* [Exercise requirements]: Copy out all the records exactly.

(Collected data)
• • •
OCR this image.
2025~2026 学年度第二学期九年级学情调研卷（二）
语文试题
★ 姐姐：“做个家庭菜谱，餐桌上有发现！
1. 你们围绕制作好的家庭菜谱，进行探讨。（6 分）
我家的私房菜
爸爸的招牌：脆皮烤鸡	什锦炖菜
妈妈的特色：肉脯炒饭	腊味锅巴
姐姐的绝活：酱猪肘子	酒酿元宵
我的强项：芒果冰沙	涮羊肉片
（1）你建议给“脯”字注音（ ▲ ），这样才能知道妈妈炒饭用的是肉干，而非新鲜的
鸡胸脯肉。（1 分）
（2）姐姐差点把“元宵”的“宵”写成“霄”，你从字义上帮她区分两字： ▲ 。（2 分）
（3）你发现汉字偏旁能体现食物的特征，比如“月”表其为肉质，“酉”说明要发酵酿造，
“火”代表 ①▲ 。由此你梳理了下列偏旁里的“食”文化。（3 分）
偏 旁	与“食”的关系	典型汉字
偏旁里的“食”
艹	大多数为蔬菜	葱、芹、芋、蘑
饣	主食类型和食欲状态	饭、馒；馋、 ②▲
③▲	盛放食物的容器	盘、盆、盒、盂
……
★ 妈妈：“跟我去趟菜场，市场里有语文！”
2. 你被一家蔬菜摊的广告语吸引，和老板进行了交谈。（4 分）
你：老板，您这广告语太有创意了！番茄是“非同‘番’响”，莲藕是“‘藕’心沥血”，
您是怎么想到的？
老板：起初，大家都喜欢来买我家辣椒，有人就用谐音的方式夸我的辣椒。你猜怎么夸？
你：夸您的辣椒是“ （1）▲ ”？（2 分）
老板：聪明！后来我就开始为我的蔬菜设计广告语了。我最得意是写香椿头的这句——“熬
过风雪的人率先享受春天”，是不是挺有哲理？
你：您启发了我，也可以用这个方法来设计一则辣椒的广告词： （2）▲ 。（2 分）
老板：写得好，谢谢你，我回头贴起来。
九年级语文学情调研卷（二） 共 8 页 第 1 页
• • •
* [Problem solution]:
OCR this image.
2025~2026 学年度第二学期九年级学情调研卷（二）
语文试题
★ 姐姐：“做个家庭菜谱，餐桌上有发现！
1. 你们围绕制作好的家庭菜谱，进行探讨。（6 分）
我家的私房菜
爸爸的招牌：脆皮烤鸡	什锦炖菜
妈妈的特色：肉脯炒饭	腊味锅巴
姐姐的绝活：酱猪肘子	酒酿元宵
我的强项：芒果冰沙	涮羊肉片
（1）你建议给“脯”字注音（ ▲ ），这样才能知道妈妈炒饭用的是肉干，而非新鲜的
鸡胸脯肉。（1 分）
（2）姐姐差点把“元宵”的“宵”写成“霄”，你从字义上帮她区分两字： ▲ 。（2 分）
（3）你发现汉字偏旁能体现食物的特征，比如“月”表其为肉质，“酉”说明要发酵酿造，
“火”代表 ①▲ 。由此你梳理了下列偏旁里的“食”文化。（3 分）
偏 旁	与“食”的关系	典型汉字
偏旁里的“食”
艹	大多数为蔬菜	葱、芹、芋、蘑
饣	主食类型和食欲状态	饭、馒；馋、 ②▲
③▲	盛放食物的容器	盘、盆、盒、盂
……
★ 妈妈：“跟我去趟菜场，市场里有语文！”
2. 你被一家蔬菜摊的广告语吸引，和老板进行了交谈。（4 分）
你：老板，您这广告语太有创意了！番茄是“非同‘番’响”，莲藕是“‘藕’心沥血”，
您是怎么想到的？
老板：起初，大家都喜欢来买我家辣椒，有人就用谐音的方式夸我的辣椒。你猜怎么夸？
你：夸您的辣椒是“ （1）▲ ”？（2 分）
老板：聪明！后来我就开始为我的蔬菜设计广告语了。我最得意是写香椿头的这句——“熬
过风雪的人率先享受春天”，是不是挺有哲理？
你：您启发了我，也可以用这个方法来设计一则辣椒的广告词： （2）▲ 。（2 分）
老板：写得好，谢谢你，我回头贴起来。
九年级语文学情调研卷（二） 共 8 页 第 1 页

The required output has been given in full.